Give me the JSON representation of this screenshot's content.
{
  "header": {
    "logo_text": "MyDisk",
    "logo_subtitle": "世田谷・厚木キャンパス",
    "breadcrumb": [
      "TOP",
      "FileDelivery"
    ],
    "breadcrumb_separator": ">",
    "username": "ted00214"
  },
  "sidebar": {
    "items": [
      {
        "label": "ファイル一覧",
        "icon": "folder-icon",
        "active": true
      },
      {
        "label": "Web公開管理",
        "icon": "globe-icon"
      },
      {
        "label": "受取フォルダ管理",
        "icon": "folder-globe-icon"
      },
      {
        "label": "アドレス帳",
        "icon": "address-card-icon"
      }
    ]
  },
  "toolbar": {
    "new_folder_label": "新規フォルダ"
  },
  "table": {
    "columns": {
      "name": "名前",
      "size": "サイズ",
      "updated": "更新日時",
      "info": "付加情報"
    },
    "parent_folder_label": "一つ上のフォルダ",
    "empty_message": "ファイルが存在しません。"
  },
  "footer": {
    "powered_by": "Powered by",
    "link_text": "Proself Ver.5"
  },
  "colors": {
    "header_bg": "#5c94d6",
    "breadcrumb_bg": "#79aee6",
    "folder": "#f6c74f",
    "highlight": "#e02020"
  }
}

**Directions**
Look over the listing above. Pick out and copy every line that includes "icon".

**Complete answer**
        "icon": "folder-icon",
        "icon": "globe-icon"
        "icon": "folder-globe-icon"
        "icon": "address-card-icon"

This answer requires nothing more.